Data provided -
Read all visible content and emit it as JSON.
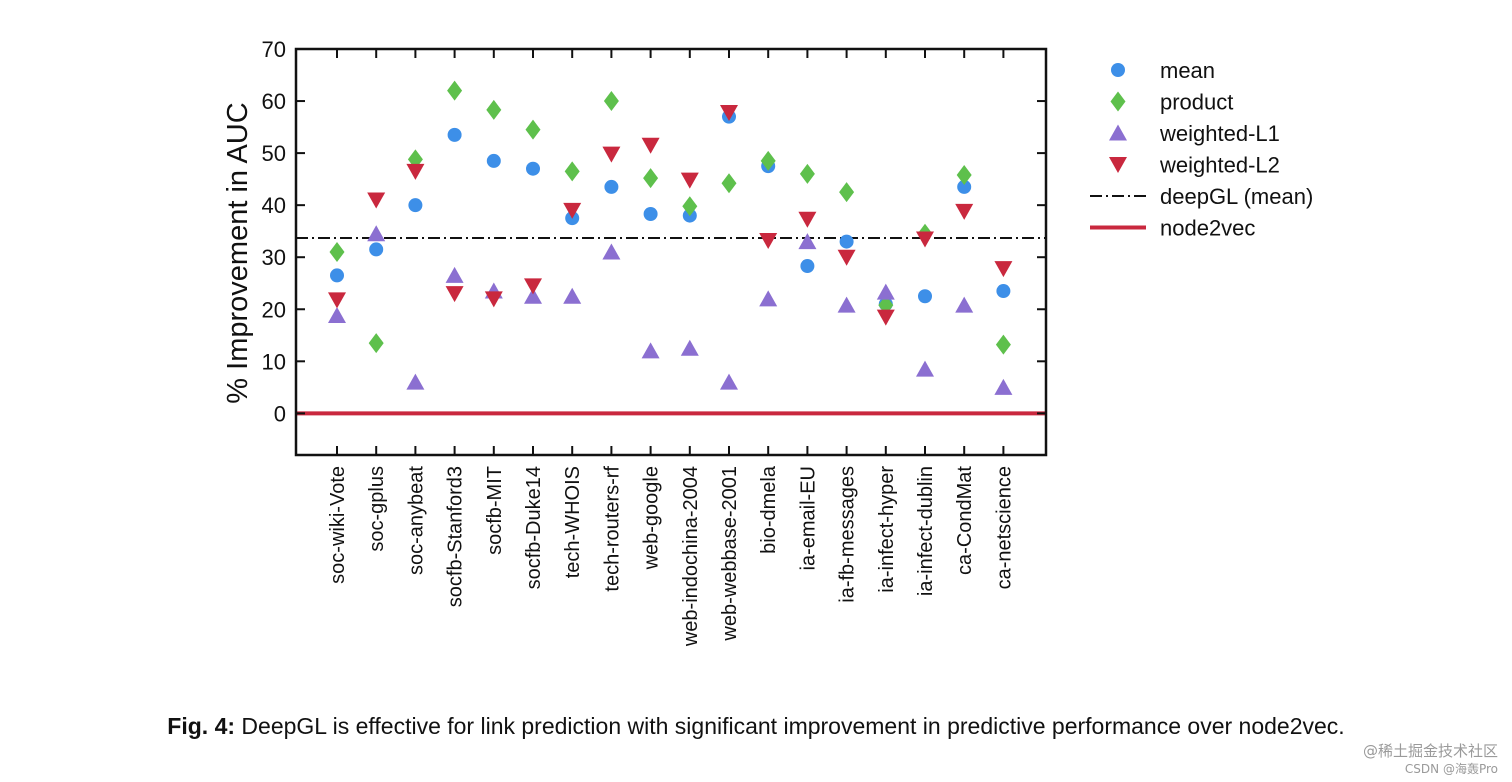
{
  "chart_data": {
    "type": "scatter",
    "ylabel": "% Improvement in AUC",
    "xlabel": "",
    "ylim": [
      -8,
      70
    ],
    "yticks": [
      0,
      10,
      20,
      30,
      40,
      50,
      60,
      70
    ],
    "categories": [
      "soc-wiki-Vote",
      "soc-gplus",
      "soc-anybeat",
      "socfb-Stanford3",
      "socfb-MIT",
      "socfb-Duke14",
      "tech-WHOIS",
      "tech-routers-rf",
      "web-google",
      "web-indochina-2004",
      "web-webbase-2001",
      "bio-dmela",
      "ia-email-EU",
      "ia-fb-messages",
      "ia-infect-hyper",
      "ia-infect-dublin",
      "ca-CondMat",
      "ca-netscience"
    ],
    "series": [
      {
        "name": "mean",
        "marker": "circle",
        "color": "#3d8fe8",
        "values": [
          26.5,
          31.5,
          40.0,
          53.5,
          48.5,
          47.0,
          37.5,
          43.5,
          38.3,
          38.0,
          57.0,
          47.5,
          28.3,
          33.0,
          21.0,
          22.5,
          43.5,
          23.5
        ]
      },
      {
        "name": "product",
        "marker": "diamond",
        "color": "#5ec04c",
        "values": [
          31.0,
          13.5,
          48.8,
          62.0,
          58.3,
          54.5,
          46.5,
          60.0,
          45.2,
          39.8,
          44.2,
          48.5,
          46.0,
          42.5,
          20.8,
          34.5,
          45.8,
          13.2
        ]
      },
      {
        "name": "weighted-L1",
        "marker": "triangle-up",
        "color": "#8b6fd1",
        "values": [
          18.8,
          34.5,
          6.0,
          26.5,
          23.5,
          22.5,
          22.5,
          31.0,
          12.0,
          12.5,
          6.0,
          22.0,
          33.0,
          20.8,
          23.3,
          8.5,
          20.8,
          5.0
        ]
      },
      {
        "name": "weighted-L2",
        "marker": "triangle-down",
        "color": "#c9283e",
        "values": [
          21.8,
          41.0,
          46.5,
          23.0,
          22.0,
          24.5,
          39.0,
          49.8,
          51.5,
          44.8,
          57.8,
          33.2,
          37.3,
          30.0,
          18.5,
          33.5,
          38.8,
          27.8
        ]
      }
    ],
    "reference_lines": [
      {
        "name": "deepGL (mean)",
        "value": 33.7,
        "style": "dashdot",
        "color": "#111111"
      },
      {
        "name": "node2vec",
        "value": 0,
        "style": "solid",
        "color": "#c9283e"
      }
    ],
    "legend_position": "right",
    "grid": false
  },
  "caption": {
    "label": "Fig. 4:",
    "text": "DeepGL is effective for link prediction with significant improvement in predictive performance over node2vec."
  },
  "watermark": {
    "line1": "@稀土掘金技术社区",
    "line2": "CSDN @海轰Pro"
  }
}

Directions for this task -
Copy out every line in the listing where the word "triangle" appears.

Exercise response -
        "marker": "triangle-up",
        "marker": "triangle-down",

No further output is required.